[Dataset records]
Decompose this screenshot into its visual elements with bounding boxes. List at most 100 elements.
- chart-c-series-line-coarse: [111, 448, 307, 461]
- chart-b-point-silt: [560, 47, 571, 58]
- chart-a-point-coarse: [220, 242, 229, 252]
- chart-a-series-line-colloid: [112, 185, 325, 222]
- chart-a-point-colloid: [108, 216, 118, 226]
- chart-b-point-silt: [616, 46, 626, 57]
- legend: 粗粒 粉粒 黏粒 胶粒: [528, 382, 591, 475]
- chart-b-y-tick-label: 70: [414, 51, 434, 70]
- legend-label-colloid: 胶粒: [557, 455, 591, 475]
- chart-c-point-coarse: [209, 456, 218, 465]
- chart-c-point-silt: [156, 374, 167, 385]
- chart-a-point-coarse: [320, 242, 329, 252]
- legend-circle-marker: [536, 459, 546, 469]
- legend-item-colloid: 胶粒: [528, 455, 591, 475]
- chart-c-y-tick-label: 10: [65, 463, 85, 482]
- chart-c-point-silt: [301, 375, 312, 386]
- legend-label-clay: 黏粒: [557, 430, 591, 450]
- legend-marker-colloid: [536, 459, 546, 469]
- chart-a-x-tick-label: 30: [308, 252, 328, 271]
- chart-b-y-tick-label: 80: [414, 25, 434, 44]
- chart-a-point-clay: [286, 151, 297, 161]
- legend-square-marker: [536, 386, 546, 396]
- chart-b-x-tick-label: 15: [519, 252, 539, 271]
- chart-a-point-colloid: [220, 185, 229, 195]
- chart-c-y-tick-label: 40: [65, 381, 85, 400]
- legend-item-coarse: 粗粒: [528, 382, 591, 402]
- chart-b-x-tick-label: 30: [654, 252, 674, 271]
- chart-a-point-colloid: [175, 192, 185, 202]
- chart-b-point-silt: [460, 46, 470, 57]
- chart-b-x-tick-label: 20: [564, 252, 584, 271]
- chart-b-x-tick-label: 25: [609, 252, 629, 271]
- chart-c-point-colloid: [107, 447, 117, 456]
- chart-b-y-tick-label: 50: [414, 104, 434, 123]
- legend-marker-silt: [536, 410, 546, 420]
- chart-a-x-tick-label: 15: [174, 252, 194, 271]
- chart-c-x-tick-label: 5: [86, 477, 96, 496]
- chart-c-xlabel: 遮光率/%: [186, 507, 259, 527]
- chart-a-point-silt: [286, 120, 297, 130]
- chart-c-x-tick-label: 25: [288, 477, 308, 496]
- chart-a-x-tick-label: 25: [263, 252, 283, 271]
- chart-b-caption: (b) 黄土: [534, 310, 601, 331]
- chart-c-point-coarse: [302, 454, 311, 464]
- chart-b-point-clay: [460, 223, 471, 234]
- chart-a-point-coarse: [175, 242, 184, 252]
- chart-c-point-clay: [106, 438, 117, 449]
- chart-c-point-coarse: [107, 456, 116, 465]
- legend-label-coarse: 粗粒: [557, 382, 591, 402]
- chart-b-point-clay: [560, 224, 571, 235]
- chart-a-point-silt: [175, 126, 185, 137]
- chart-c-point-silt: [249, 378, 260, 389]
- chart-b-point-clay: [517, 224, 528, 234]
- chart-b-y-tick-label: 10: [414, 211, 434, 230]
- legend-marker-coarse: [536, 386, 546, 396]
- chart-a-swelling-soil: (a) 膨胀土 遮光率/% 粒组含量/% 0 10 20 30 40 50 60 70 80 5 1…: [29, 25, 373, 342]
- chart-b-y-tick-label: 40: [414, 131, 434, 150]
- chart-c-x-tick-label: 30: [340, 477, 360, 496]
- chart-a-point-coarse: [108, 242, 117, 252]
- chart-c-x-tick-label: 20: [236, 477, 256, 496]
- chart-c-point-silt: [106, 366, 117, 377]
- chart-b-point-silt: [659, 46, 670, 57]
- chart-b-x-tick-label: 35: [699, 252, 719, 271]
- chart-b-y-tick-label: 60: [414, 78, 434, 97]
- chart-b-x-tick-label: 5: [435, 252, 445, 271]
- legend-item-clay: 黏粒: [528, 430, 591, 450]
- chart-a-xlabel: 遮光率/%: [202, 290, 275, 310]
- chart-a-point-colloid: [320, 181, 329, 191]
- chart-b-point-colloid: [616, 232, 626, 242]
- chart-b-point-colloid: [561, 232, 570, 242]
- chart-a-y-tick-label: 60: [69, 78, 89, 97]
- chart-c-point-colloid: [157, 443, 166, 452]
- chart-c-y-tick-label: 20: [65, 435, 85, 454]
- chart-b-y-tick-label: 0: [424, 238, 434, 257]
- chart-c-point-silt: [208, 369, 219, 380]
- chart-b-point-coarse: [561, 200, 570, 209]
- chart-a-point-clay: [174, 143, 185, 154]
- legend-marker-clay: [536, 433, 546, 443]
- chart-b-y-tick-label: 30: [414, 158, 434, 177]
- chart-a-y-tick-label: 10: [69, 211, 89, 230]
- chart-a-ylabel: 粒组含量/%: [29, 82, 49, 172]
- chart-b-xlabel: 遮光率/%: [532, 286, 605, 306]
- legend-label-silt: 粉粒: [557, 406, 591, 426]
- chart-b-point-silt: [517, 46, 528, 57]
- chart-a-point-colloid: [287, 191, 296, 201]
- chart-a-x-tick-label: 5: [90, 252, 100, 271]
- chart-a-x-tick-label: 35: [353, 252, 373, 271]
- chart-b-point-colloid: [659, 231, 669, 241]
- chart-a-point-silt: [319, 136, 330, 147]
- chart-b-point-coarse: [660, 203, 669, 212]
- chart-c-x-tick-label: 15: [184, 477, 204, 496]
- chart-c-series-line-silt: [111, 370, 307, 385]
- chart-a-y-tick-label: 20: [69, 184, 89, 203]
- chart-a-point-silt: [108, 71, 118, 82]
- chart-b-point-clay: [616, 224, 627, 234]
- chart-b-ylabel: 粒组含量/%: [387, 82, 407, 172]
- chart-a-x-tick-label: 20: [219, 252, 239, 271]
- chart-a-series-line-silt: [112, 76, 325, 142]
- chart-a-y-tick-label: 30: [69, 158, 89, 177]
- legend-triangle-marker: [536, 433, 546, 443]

> [SHORT PROBLEM]: Reproduce every line of the records above verbatim, keeping each character, number and bracket unchanged.

> [SOLUTION FOR THIS PROBLEM]:
Decompose this screenshot into its visual elements with bounding boxes. List at most 100 elements.
- chart-c-series-line-coarse: [111, 448, 307, 461]
- chart-b-point-silt: [560, 47, 571, 58]
- chart-a-point-coarse: [220, 242, 229, 252]
- chart-a-series-line-colloid: [112, 185, 325, 222]
- chart-a-point-colloid: [108, 216, 118, 226]
- chart-b-point-silt: [616, 46, 626, 57]
- legend: 粗粒 粉粒 黏粒 胶粒: [528, 382, 591, 475]
- chart-b-y-tick-label: 70: [414, 51, 434, 70]
- legend-label-colloid: 胶粒: [557, 455, 591, 475]
- chart-c-point-coarse: [209, 456, 218, 465]
- chart-c-point-silt: [156, 374, 167, 385]
- chart-a-point-coarse: [320, 242, 329, 252]
- legend-circle-marker: [536, 459, 546, 469]
- legend-item-colloid: 胶粒: [528, 455, 591, 475]
- chart-c-y-tick-label: 10: [65, 463, 85, 482]
- chart-c-point-silt: [301, 375, 312, 386]
- legend-label-clay: 黏粒: [557, 430, 591, 450]
- legend-marker-colloid: [536, 459, 546, 469]
- chart-a-x-tick-label: 30: [308, 252, 328, 271]
- chart-b-y-tick-label: 80: [414, 25, 434, 44]
- chart-a-point-clay: [286, 151, 297, 161]
- legend-square-marker: [536, 386, 546, 396]
- chart-b-x-tick-label: 15: [519, 252, 539, 271]
- chart-a-point-colloid: [220, 185, 229, 195]
- chart-c-y-tick-label: 40: [65, 381, 85, 400]
- legend-item-coarse: 粗粒: [528, 382, 591, 402]
- chart-b-x-tick-label: 30: [654, 252, 674, 271]
- chart-a-point-colloid: [175, 192, 185, 202]
- chart-b-point-silt: [460, 46, 470, 57]
- chart-b-x-tick-label: 20: [564, 252, 584, 271]
- chart-b-x-tick-label: 25: [609, 252, 629, 271]
- chart-c-point-colloid: [107, 447, 117, 456]
- chart-b-y-tick-label: 50: [414, 104, 434, 123]
- legend-marker-silt: [536, 410, 546, 420]
- chart-a-x-tick-label: 15: [174, 252, 194, 271]
- chart-c-x-tick-label: 5: [86, 477, 96, 496]
- chart-c-xlabel: 遮光率/%: [186, 507, 259, 527]
- chart-a-point-silt: [286, 120, 297, 130]
- chart-c-x-tick-label: 25: [288, 477, 308, 496]
- chart-a-x-tick-label: 25: [263, 252, 283, 271]
- chart-b-caption: (b) 黄土: [534, 310, 601, 331]
- chart-c-point-coarse: [302, 454, 311, 464]
- chart-b-point-clay: [460, 223, 471, 234]
- chart-a-point-coarse: [175, 242, 184, 252]
- chart-c-point-clay: [106, 438, 117, 449]
- chart-c-point-coarse: [107, 456, 116, 465]
- legend-label-coarse: 粗粒: [557, 382, 591, 402]
- chart-b-point-clay: [560, 224, 571, 235]
- chart-a-point-silt: [175, 126, 185, 137]
- chart-c-point-silt: [249, 378, 260, 389]
- chart-b-point-clay: [517, 224, 528, 234]
- chart-b-y-tick-label: 10: [414, 211, 434, 230]
- legend-marker-coarse: [536, 386, 546, 396]
- chart-a-swelling-soil: (a) 膨胀土 遮光率/% 粒组含量/% 0 10 20 30 40 50 60 70 80 5 1…: [29, 25, 373, 342]
- chart-b-y-tick-label: 40: [414, 131, 434, 150]
- chart-c-x-tick-label: 30: [340, 477, 360, 496]
- chart-a-point-coarse: [108, 242, 117, 252]
- chart-c-x-tick-label: 20: [236, 477, 256, 496]
- chart-c-point-silt: [106, 366, 117, 377]
- chart-b-point-silt: [659, 46, 670, 57]
- chart-b-x-tick-label: 35: [699, 252, 719, 271]
- chart-b-y-tick-label: 60: [414, 78, 434, 97]
- chart-b-x-tick-label: 5: [435, 252, 445, 271]
- legend-item-clay: 黏粒: [528, 430, 591, 450]
- chart-a-xlabel: 遮光率/%: [202, 290, 275, 310]
- chart-a-point-colloid: [320, 181, 329, 191]
- chart-b-point-colloid: [616, 232, 626, 242]
- chart-b-point-colloid: [561, 232, 570, 242]
- chart-a-y-tick-label: 60: [69, 78, 89, 97]
- chart-c-point-colloid: [157, 443, 166, 452]
- chart-c-y-tick-label: 20: [65, 435, 85, 454]
- chart-b-y-tick-label: 0: [424, 238, 434, 257]
- chart-c-point-silt: [208, 369, 219, 380]
- chart-b-point-coarse: [561, 200, 570, 209]
- chart-a-point-clay: [174, 143, 185, 154]
- legend-marker-clay: [536, 433, 546, 443]
- chart-b-y-tick-label: 30: [414, 158, 434, 177]
- chart-a-y-tick-label: 10: [69, 211, 89, 230]
- chart-a-ylabel: 粒组含量/%: [29, 82, 49, 172]
- chart-b-xlabel: 遮光率/%: [532, 286, 605, 306]
- legend-label-silt: 粉粒: [557, 406, 591, 426]
- chart-b-point-silt: [517, 46, 528, 57]
- chart-a-point-colloid: [287, 191, 296, 201]
- chart-a-x-tick-label: 5: [90, 252, 100, 271]
- chart-a-x-tick-label: 35: [353, 252, 373, 271]
- chart-b-point-colloid: [659, 231, 669, 241]
- chart-a-point-silt: [319, 136, 330, 147]
- chart-b-point-coarse: [660, 203, 669, 212]
- chart-c-x-tick-label: 15: [184, 477, 204, 496]
- chart-c-series-line-silt: [111, 370, 307, 385]
- chart-a-y-tick-label: 20: [69, 184, 89, 203]
- chart-a-point-silt: [108, 71, 118, 82]
- chart-b-point-clay: [616, 224, 627, 234]
- chart-b-ylabel: 粒组含量/%: [387, 82, 407, 172]
- chart-a-x-tick-label: 20: [219, 252, 239, 271]
- chart-a-series-line-silt: [112, 76, 325, 142]
- chart-a-y-tick-label: 30: [69, 158, 89, 177]
- legend-triangle-marker: [536, 433, 546, 443]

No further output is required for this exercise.